▶ **QUOTED PASSAGE**:
Start of Block

After articles were identified in the aforementioned searches, duplicates were removed. Two authors then independently screened the titles and abstracts of each article to eliminate articles that were clearly irrelevant. A third, senior author independently resolved any conflicts in the title and abstract screening, to determine if the disputed articles would progress to the next stage of the review, during which two authors independently reviewed the full text of the articles to determine their eligibility for inclusion. In the case of a disagreement, the full text article in question was reviewed by the team and the decision to include or exclude the article was determined by consensus. Reasons for exclusion were recorded in Covidence.
The reference lists of all included studies were manually reviewed by KG and EP to identify articles missed in the database searches. In addition, the names of electronic symptom reporting systems discussed in previous reviews by Jensen et al. (32), Warrington et al. (33), and Meirte et al. (25) were also searched in PubMed and Google Scholar to identify related studies meeting inclusion criteria that were not otherwise identified. For conference abstracts that met the inclusion criteria, the authors specifically looked for associated publications. If a related publication was identified, the conference abstract was excluded to defer to publications, which had more complete reports of the findings.
After completion of all searches and screening, a data extraction plan was developed and then independently pilot tested by all the authors. Adjustments to the data extraction plan were made by consensus before data extraction began. Authors extracted data from the included articles independently using Atlas.ti (cloud version). As this was a scoping review that encompassed a wide variety of study designs, a formal quality assessment of the studies was not performed and the evidence was not evaluated, but rather limitations of the articles were noted during data extraction (44,46). The authors of the articles were not contacted if specific information was not included in the manuscript.

End of Block

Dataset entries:
Start of Block

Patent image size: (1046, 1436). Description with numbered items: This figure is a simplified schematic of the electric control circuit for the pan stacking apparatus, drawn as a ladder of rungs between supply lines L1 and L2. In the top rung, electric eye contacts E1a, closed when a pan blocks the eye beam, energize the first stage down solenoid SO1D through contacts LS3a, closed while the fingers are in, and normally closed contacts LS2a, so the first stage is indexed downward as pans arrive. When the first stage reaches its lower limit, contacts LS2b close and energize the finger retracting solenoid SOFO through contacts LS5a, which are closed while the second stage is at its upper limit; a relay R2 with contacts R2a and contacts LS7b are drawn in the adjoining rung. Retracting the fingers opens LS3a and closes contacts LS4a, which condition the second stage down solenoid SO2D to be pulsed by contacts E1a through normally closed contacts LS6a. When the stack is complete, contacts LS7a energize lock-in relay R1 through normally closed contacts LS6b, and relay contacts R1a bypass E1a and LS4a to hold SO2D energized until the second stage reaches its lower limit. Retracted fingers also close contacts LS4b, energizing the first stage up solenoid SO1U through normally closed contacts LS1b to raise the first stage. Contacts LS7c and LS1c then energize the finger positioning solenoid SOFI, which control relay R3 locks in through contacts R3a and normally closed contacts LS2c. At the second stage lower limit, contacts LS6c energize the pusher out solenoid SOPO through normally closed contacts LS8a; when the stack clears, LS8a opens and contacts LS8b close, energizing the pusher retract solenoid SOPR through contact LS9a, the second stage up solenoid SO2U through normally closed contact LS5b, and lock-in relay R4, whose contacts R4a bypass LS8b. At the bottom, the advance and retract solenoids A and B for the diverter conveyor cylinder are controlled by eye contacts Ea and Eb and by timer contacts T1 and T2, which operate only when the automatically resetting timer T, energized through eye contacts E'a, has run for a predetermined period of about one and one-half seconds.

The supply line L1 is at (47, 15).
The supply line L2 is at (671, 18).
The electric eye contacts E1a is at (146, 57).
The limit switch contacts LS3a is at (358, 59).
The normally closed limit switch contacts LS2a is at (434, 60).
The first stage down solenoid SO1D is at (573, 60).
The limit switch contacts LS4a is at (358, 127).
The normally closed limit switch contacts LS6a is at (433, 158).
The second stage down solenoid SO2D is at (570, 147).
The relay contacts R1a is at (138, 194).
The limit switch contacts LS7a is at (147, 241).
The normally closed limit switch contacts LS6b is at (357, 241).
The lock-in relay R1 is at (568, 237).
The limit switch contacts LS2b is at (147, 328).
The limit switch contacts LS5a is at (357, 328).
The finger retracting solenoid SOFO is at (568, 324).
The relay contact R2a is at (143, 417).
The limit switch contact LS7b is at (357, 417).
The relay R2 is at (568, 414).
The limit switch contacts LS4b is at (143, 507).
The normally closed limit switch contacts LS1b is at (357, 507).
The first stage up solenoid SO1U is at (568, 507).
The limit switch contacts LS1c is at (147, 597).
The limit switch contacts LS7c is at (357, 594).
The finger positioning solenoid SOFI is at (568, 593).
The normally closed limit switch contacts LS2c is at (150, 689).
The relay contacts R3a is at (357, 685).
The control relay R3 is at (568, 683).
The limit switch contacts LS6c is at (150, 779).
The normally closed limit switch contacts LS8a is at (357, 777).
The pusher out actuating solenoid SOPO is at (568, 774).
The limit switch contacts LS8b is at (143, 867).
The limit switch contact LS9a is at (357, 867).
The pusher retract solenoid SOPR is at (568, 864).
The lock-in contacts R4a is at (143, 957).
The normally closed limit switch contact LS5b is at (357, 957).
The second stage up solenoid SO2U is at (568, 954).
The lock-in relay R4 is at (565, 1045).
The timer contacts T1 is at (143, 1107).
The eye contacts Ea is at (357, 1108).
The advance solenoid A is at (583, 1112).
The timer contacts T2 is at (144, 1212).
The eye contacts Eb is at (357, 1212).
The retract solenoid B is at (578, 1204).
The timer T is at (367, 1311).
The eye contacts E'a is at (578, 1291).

End of Block

▶ **QUESTIONS TO ANSWER**:
1. Repeat the part of the review methods passage from "The reference lists" up to and including "of the findings." word for word.
2. Carry the review methods passage forward, starting right after its last sentence.

▶ **ANSWERS TO THE EXERCISE**:
1.
The reference lists of all included studies were manually reviewed by KG and EP to identify articles missed in the database searches. In addition, the names of electronic symptom reporting systems discussed in previous reviews by Jensen et al. (32), Warrington et al. (33), and Meirte et al. (25) were also searched in PubMed and Google Scholar to identify related studies meeting inclusion criteria that were not otherwise identified. For conference abstracts that met the inclusion criteria, the authors specifically looked for associated publications. If a related publication was identified, the conference abstract was excluded to defer to publications, which had more complete reports of the findings.

2.
For each of the included studies, the following were extracted in Atlas.ti (cloud version): study design, funding source/sponsor, inclusion/exclusion criteria, recruiting process, timing of recruitment and data collection, and participant attrition. For the participants of the included studies, we sought to record their age, cancer type, access to technology, education level, gender, race/ethnicity, and differences in baseline characteristics for studies that compared two or more groups. In terms of the electronic system, we collected the system name, system features, system design, the PRO instruments used, the PRO completion process, setting of PRO completion (clinic, home, hospital, etc.), languages offered, participant preparation or system training, and any co-interventions. Last, we extracted challenges experienced with the electronic system from the perspective of participants, clinicians, and researchers and their satisfaction with the system, number of alerts, reported actions by clinicians on alerts, participant attrition, usability assessments, limitations of the studies, any correlation of PROs to clinician assessments, and overall lessons learned from each study.
Extracted data were collated and summarized. Using Braun et al.’s method (49), SC and KG then conducted an inductive thematic analysis of the challenges implementing the electronic symptom reporting systems, from the perspective of the patient, clinician, and researcher (i.e., themes were extracted from the data and not pre-identified).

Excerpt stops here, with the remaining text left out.